[Start of Text block]

And one more thing...


----------



## Carex (Mar 1, 2004)

iWork = New Appleworks. With Keynote 2. That sounds good. 

Not much iPod news.


----------



## NBiBooker (Apr 3, 2004)

9:50am - Steve just fiddling with photos.
9:51am - Straigthen overlays a grid on the screen, then you can rotate the pic to match the grid and it recrops the photo.
9:55am - iPhoto demo thankfully ends.
9:57am - iMovie is dramatically faster. Non-dsetructive trimming. MPEG-4 support. “Magic iMovie”. Support for HD up to 1080i. Loads all the video off of your camera and creates movie for you.
10:01am - Steve showing off high-def wedding video. “We’re anxiously awaiting Blu-ray so we can burn high definition DVDs”
10:03am - Kunitake Ando, president of Sony just walked on stage. Ando giving Jobs props: “Great admiratio and respect for Apple products.” Jobs is filming Ando on Sony HDV camcorder.
10:05am - Ando talking about Grand Wega TVs and Blu-ray.
10:06am - Ando says “Just keep introducing great software”, “Stay off the PC!”
10:07am - Ando says looking forward he expects Sony to bring features of FX1 into smaller and lighter cameras. Seems like he’s definitely overstaying his welcome.
10:08am - Jobs saying that maybe some day they’ll work with Sony on “computers and music, too.”
10:09am - iDVD. Supports all DVD formats. Can suck all the footage off a cam and burn it to a dvd in pretty much one click. Demoing new themes. Dropping movies into the theme. They continue to play as the window is rotating. Slick.
10:10am - Jobs says, “Better than most Hollywood DVDs.” Even Pixar?
10:11am - Sappy wedding and cute upbeat kids birthday templates.
10:13am - GarageBand. Up to 8 track recording. Pitch and time fixing (so you can do mashups!). Can now change recorded tracks as flexibly as software instruments and loops. Create your own loops. Real time music notation.
10:15am - Vocal transformer. John Mayer walks on stage (just like last year!). He’s about to start playing.
10:16am - Music notation does live transcribing as the music is being played. it’s pretty sick. John sings “I didn’t win any Grammys for playing piano.” Now John’s playing guitar and singing with a bass accompanyist.* Jam session going on now. GarageBand is recording it all.
10:17am - They’re recording bass, guitar, drums and vocals live into separate tracks.
10:20am - Steve’s playing back the recordings. Playing each track by itself so he can demo that each voice was in a separate track.
10:20: iTunes. No big changes. iLife 05 is $79, goes on sale January 22nd. Free on all new macs.
10:21: iWork. Successor to AppleWorks. Now we’re getting into stuff people were getting sued over.


----------



## Loafer (Jan 7, 2004)

10:37 am

Hook it to any Display, Keyboard or Mouse
Comes with Panther
Comes with iLife 05
Price: $499 with 1.25 G4, 256, 40 gig, Combo
$599 1.42 and 80 gig

Available Jan 22nd


----------



## Loafer (Jan 7, 2004)

Stripped down mac?
mac mini
slot loading on the front Combo Drive
Firewire, USB 2, Modem, DVI and VGA out.
Wow, this thing is small.
Not much larger than Steve’s Palm. About the size of an Airport base made square.

[End of Text block]
[Start of Material provided]

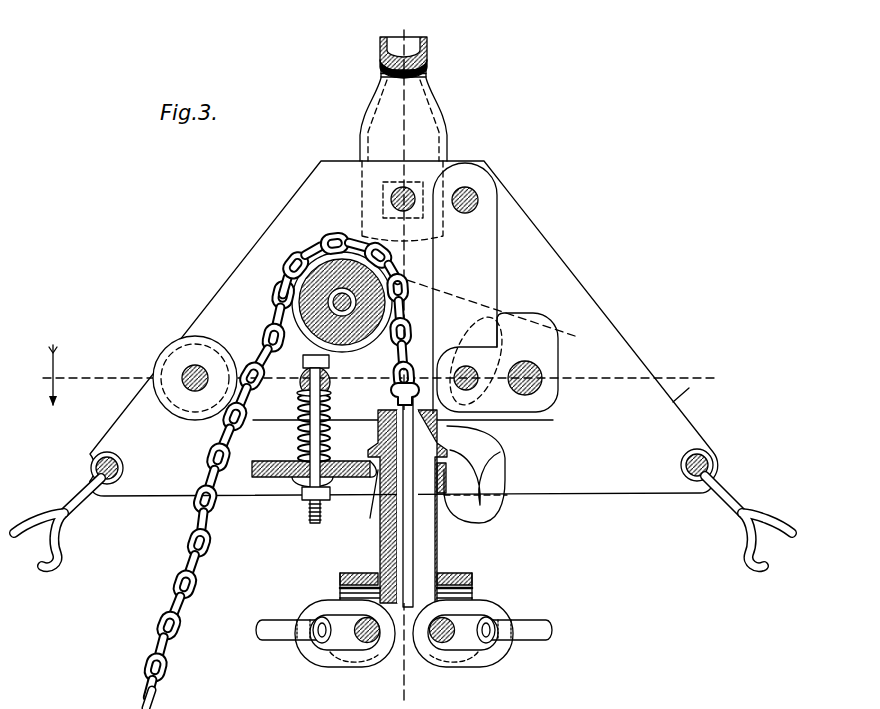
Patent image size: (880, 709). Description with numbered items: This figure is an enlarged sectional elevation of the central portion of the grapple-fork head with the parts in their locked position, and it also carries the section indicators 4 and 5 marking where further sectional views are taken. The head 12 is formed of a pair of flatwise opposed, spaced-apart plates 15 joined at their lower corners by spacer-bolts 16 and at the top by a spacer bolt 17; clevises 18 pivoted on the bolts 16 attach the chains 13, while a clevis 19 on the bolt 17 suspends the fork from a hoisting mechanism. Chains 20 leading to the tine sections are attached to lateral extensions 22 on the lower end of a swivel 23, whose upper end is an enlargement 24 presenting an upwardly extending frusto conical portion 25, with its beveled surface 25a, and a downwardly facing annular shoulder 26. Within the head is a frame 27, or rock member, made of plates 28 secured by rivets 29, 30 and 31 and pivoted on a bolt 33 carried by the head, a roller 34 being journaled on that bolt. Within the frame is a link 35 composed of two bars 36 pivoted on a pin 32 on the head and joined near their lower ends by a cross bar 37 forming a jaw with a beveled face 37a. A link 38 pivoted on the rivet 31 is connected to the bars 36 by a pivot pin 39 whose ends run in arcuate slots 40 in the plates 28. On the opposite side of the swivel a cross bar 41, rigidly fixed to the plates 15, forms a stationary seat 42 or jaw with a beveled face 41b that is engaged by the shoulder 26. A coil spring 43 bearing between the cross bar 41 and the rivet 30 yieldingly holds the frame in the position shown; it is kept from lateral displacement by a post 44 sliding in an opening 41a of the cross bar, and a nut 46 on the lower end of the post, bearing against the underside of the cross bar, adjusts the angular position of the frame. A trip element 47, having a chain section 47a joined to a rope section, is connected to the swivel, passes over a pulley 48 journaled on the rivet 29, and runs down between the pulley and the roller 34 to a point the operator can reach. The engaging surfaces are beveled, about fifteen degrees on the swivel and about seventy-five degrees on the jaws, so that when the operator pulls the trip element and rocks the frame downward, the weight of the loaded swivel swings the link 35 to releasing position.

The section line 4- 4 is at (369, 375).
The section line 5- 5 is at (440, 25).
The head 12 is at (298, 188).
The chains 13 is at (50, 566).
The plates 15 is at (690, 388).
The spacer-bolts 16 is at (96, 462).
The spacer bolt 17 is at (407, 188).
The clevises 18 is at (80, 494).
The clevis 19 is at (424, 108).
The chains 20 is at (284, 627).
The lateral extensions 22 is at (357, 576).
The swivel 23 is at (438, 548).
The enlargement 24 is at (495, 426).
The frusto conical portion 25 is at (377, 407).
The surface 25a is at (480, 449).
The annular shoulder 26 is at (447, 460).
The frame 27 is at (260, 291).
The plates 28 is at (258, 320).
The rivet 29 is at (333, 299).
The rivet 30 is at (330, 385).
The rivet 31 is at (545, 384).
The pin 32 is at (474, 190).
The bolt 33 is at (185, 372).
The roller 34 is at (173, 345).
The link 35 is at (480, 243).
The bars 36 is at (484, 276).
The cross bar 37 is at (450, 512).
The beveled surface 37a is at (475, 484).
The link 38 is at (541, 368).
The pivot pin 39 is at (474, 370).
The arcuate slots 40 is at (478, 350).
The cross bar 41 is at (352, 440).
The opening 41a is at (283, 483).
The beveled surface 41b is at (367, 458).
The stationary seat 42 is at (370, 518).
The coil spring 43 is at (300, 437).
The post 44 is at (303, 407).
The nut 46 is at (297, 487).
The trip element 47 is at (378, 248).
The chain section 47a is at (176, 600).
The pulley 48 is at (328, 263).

[End of Material provided]
[Start of Material provided]

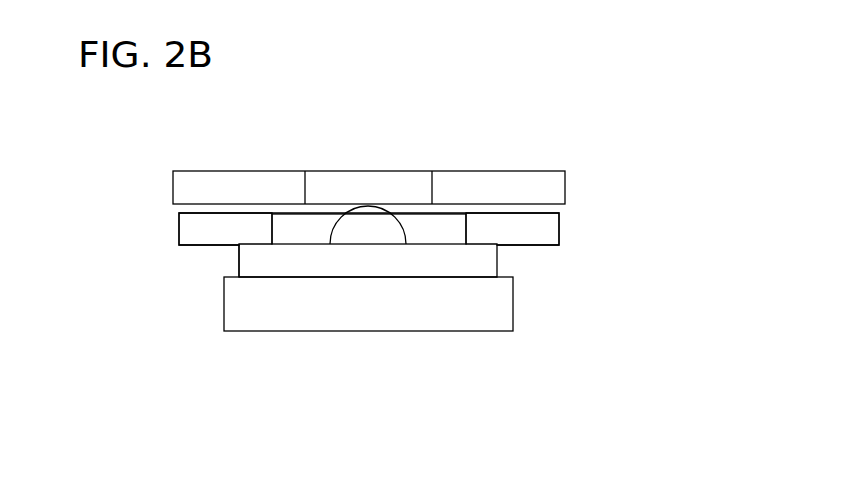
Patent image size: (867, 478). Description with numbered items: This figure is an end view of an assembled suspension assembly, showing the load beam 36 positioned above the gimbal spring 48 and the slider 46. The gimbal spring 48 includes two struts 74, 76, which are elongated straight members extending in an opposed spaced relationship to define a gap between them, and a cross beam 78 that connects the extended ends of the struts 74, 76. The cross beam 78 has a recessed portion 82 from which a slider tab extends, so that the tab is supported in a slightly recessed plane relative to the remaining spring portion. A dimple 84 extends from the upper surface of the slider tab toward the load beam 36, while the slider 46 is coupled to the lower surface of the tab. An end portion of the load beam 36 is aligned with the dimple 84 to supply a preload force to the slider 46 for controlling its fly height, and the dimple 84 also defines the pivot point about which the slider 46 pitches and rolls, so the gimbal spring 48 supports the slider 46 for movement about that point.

[End of Material provided]
[Start of Material provided]

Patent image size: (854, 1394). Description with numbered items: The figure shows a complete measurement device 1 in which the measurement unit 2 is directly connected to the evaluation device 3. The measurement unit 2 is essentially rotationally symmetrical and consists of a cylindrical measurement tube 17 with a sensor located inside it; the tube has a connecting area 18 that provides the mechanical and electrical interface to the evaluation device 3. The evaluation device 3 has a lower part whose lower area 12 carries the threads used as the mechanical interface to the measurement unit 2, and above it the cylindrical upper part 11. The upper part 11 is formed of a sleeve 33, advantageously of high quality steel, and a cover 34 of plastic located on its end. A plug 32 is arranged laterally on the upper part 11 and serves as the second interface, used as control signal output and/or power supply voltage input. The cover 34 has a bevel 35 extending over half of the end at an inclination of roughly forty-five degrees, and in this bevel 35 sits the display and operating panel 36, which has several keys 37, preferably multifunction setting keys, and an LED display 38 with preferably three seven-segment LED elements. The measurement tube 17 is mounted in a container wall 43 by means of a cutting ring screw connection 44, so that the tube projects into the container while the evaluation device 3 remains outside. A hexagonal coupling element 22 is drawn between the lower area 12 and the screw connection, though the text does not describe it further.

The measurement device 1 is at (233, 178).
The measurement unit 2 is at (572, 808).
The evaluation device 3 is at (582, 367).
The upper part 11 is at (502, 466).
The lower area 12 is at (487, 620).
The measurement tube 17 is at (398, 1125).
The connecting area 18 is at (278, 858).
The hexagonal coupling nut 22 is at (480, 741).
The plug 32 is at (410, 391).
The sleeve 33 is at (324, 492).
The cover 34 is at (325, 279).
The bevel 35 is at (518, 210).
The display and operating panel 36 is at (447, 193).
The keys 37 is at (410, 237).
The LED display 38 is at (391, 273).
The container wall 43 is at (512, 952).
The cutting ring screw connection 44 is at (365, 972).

[End of Material provided]

• **Your tasks**
[1] List the ports and video outputs that the keynote thread gives for the Mac mini.
[2] Extend the keynote thread past its final line.

• **Responses**
[1]
Firewire
USB 2
Modem
DVI out
VGA out

[2]
----------



## NBiBooker (Apr 3, 2004)

10:22am - iWork is OS X only, includes Keynote 2, as expected. Can create kiosk shows. Cinemaquality presentations for everybody. 10 new Apple designed themes. Animated text. Powerful animated builds. Presenter display (applause). Interactive slideshows. Speaker display is cool. Interactive display. Can output just current slide to video out simultaneously. Compatible with AppleWorks, PowerPoint, Flash, PDF, QuickTime.
10:25am - Brand new app called Pages. Word processing with an incredible sense of style. Supports styles, multi columns, advanced typography, 40 templates, each template comes with a number of pages so not every page in a template layout has to look the same.
10:27am - Phil Schiller takes the stage. Phil picks a template. Don’t start on a “scary blank white pages” Can access media browser. Autoresizes photos. Pages has incredible live update of all sorts of elements: picture drop zones in templates, text wrap around graphics, etc. Can do charts, table objects.
10:30am - Pages does alot of automatic reformatting and resizing, so when one variable is changed (i.e switch from 3 columns to 2) other stuff is resized to fit. Compatible with Word files!
10:32am - iWork will costs $79, also available January 22.
10:33am - Things are getting good. “Why doesn’t apple offer a stripped-down Mac that is more affordable?” The Mac mini. About the width of a CD. Slot load combo drive (DVD/CD-R). DVI & VGA out. Ethernet. USB 2.0. Firewire. Runs quietly.
10:35am - Holding it in palm of hand
Ross Rubin: Looks about a third of the size of the cube. Like you took a slice of the Cube. BYODKM: Bring Your Own Display, Keyboard, and Mouse. It’s about 6” x 6” x 2.5”. Comes with Panther, iLife ‘05. $499 with 1.25GHz G4 processor. 40GB hard drive.


----------



## Loafer (Jan 7, 2004)

http://webpages.charter.net.nyud.net:8090/mattman7/mini.jpg


----------



## Carex (Mar 1, 2004)

great job NbiBooker.


----------



## dmpP (Jun 1, 2004)

Loafer said:


> http://webpages.charter.net.nyud.net:8090/mattman7/mini.jpg


URL no workie.... :-(

maybe you can download it and post it on a diff. server?


----------



## NBiBooker (Apr 3, 2004)

Thanks, 

But I'm just getting the info from Engadget's live stream. It's the only one I could find that worked.


----------



## NBiBooker (Apr 3, 2004)

10:47am - Attributes of current flash players: AAA battery, tortured UI, very small display, no click wheel. Needed an original idea.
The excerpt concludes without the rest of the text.